# [Rows from a dataset]
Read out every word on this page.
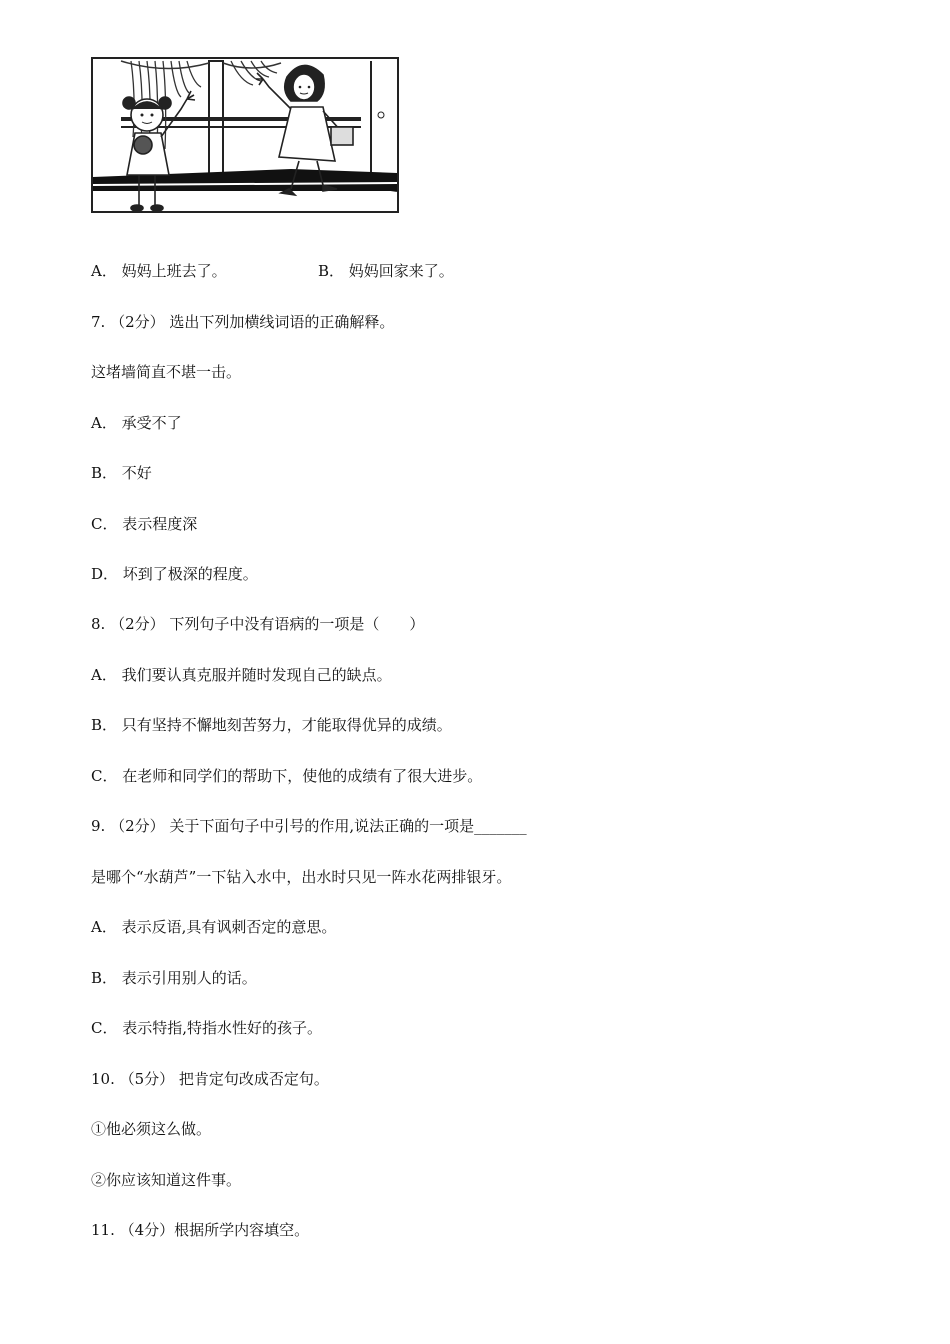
A． 妈妈上班去了。	B． 妈妈回家来了。
7. （2分） 选出下列加横线词语的正确解释。
这堵墙简直不堪一击。
A． 承受不了
B． 不好
C． 表示程度深
D． 坏到了极深的程度。
8. （2分） 下列句子中没有语病的一项是（　　）
A． 我们要认真克服并随时发现自己的缺点。
B． 只有坚持不懈地刻苦努力，才能取得优异的成绩。
C． 在老师和同学们的帮助下，使他的成绩有了很大进步。
9. （2分） 关于下面句子中引号的作用,说法正确的一项是_______
是哪个“水葫芦”一下钻入水中，出水时只见一阵水花两排银牙。
A． 表示反语,具有讽刺否定的意思。
B． 表示引用别人的话。
C． 表示特指,特指水性好的孩子。
10. （5分） 把肯定句改成否定句。
①他必须这么做。
②你应该知道这件事。
11. （4分）根据所学内容填空。
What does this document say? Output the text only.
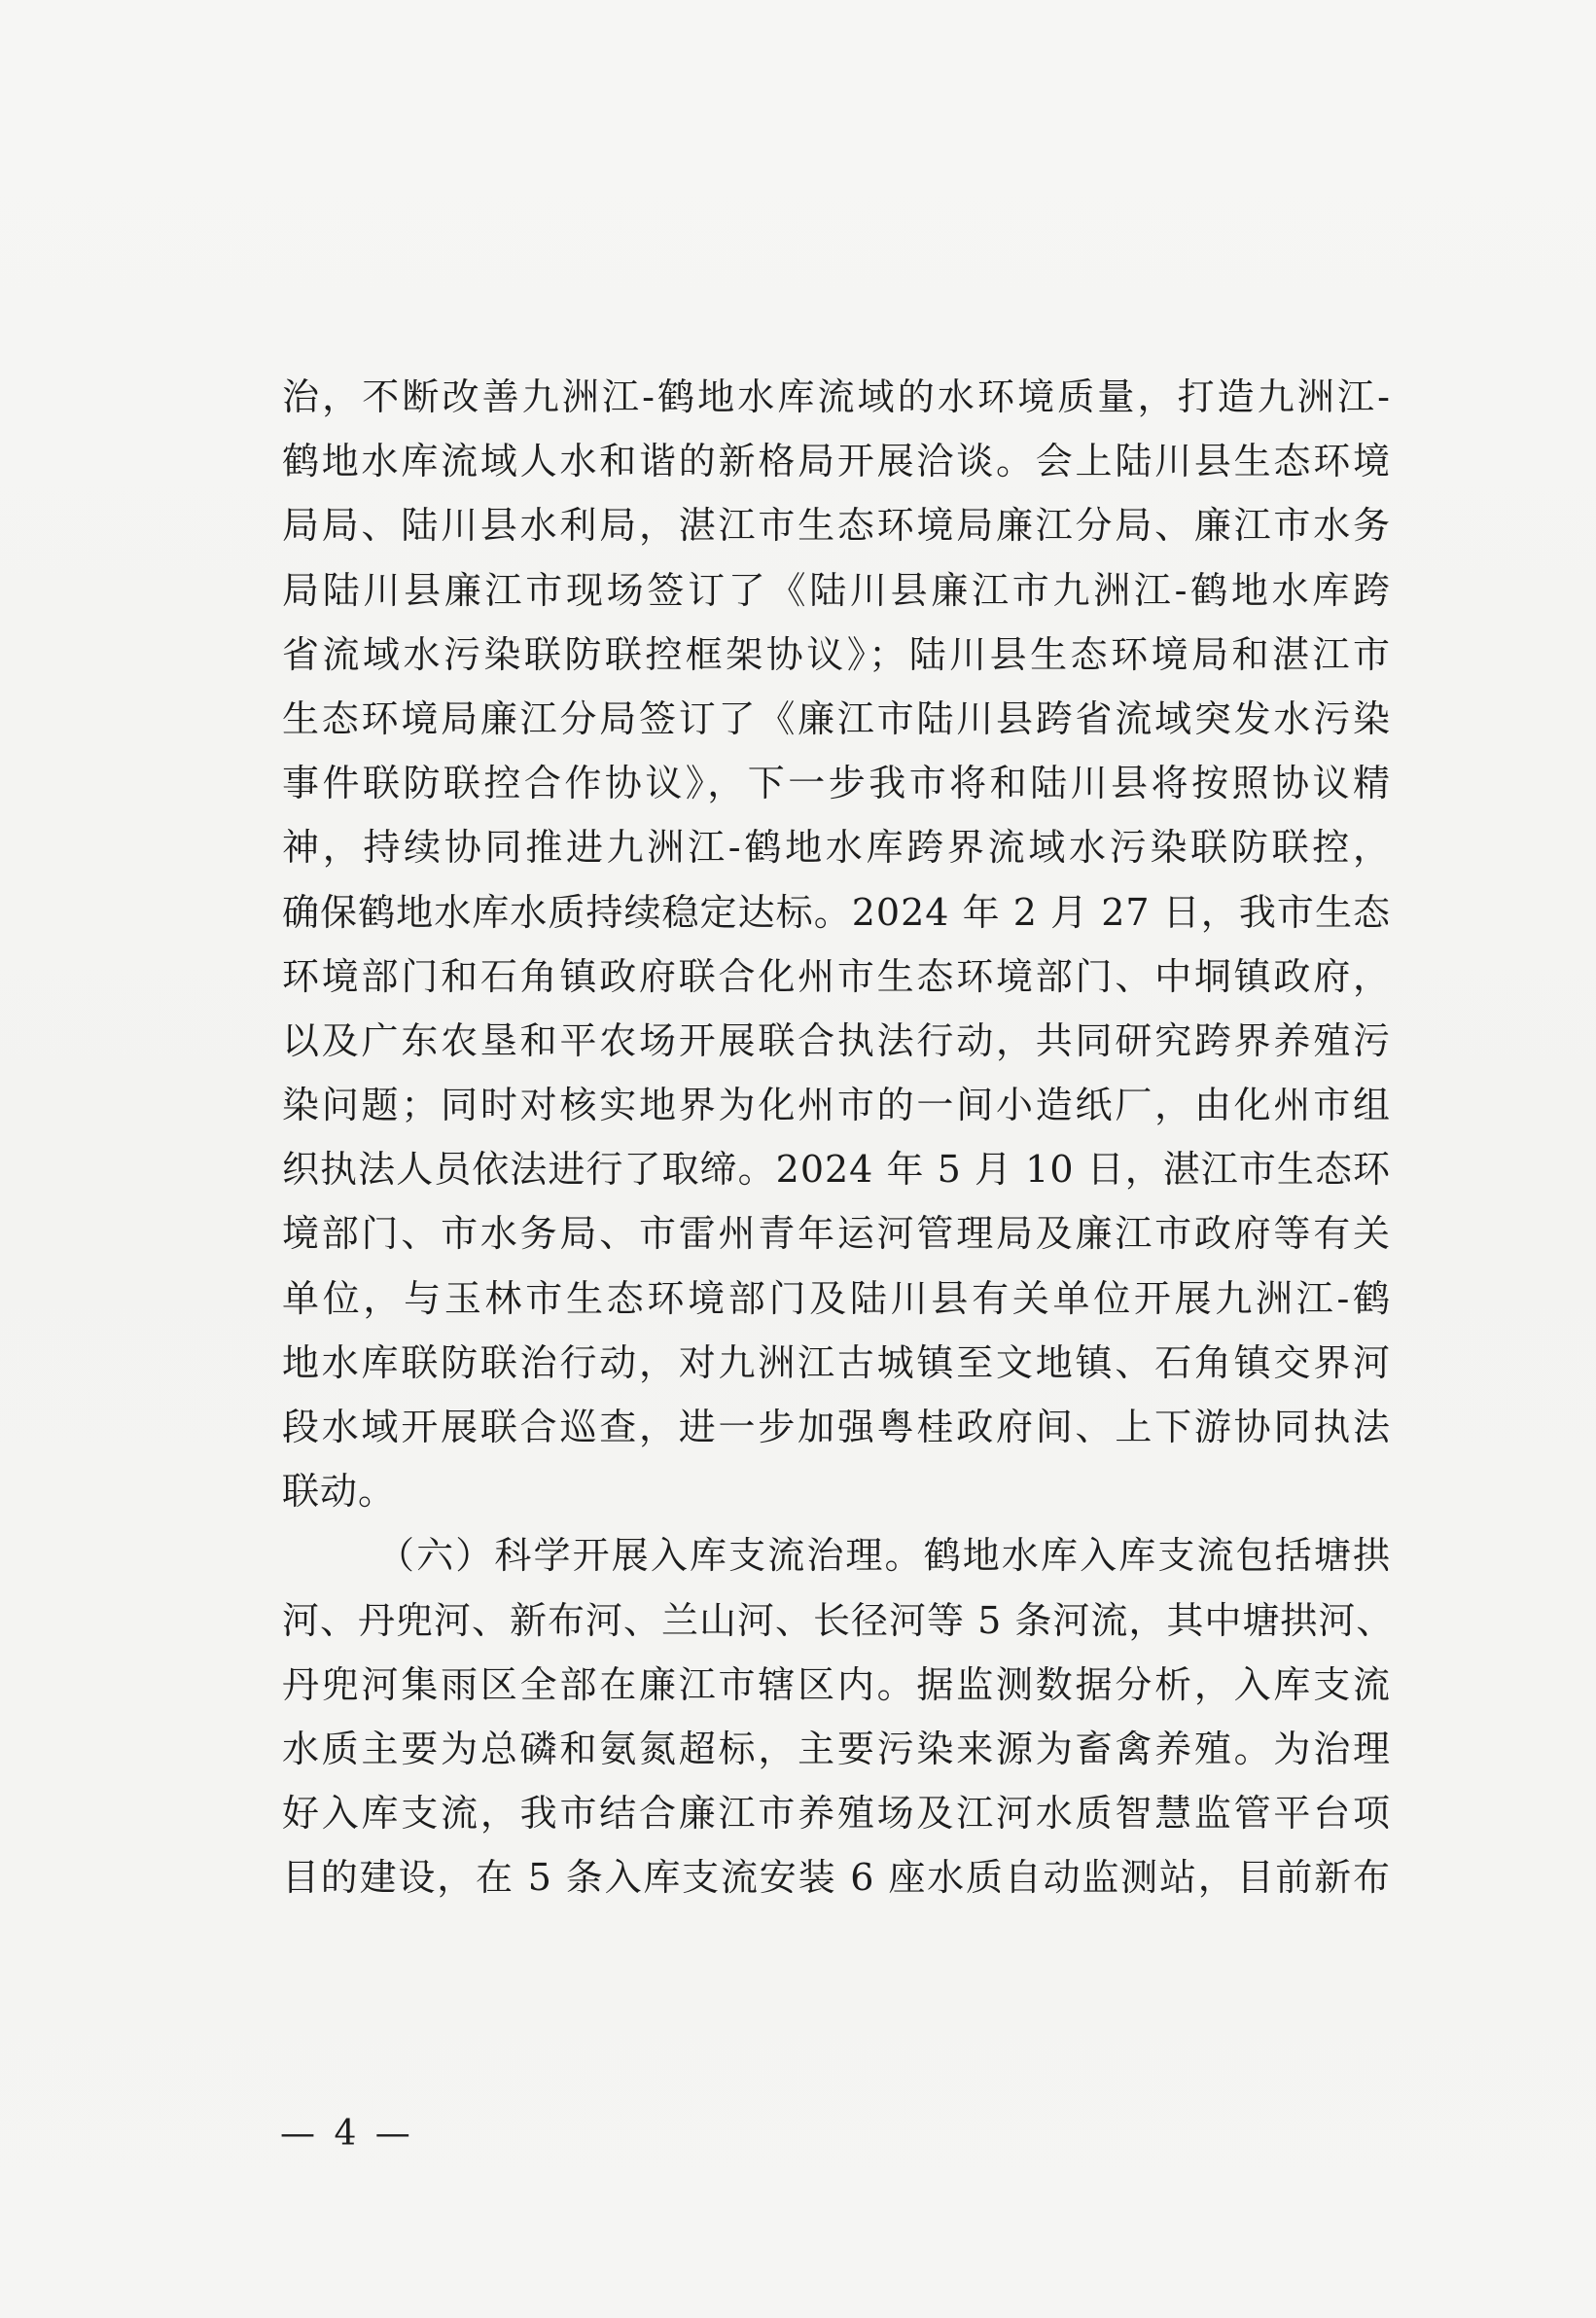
治，不断改善九洲江-鹤地水库流域的水环境质量，打造九洲江-
鹤地水库流域人水和谐的新格局开展洽谈。会上陆川县生态环境
局局、陆川县水利局，湛江市生态环境局廉江分局、廉江市水务
局陆川县廉江市现场签订了《陆川县廉江市九洲江-鹤地水库跨
省流域水污染联防联控框架协议》；陆川县生态环境局和湛江市
生态环境局廉江分局签订了《廉江市陆川县跨省流域突发水污染
事件联防联控合作协议》，下一步我市将和陆川县将按照协议精
神，持续协同推进九洲江-鹤地水库跨界流域水污染联防联控，
确保鹤地水库水质持续稳定达标。2024 年 2 月 27 日，我市生态
环境部门和石角镇政府联合化州市生态环境部门、中垌镇政府，
以及广东农垦和平农场开展联合执法行动，共同研究跨界养殖污
染问题；同时对核实地界为化州市的一间小造纸厂，由化州市组
织执法人员依法进行了取缔。2024 年 5 月 10 日，湛江市生态环
境部门、市水务局、市雷州青年运河管理局及廉江市政府等有关
单位，与玉林市生态环境部门及陆川县有关单位开展九洲江-鹤
地水库联防联治行动，对九洲江古城镇至文地镇、石角镇交界河
段水域开展联合巡查，进一步加强粤桂政府间、上下游协同执法
联动。
（六）科学开展入库支流治理。鹤地水库入库支流包括塘拱
河、丹兜河、新布河、兰山河、长径河等 5 条河流，其中塘拱河、
丹兜河集雨区全部在廉江市辖区内。据监测数据分析，入库支流
水质主要为总磷和氨氮超标，主要污染来源为畜禽养殖。为治理
好入库支流，我市结合廉江市养殖场及江河水质智慧监管平台项
目的建设，在 5 条入库支流安装 6 座水质自动监测站，目前新布
— 4 —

# [EXERCISE DESCRIPTION]
Tally the lines in the listing that hold "this" and report the number alone.

# [RESULT OF THE TASK]
2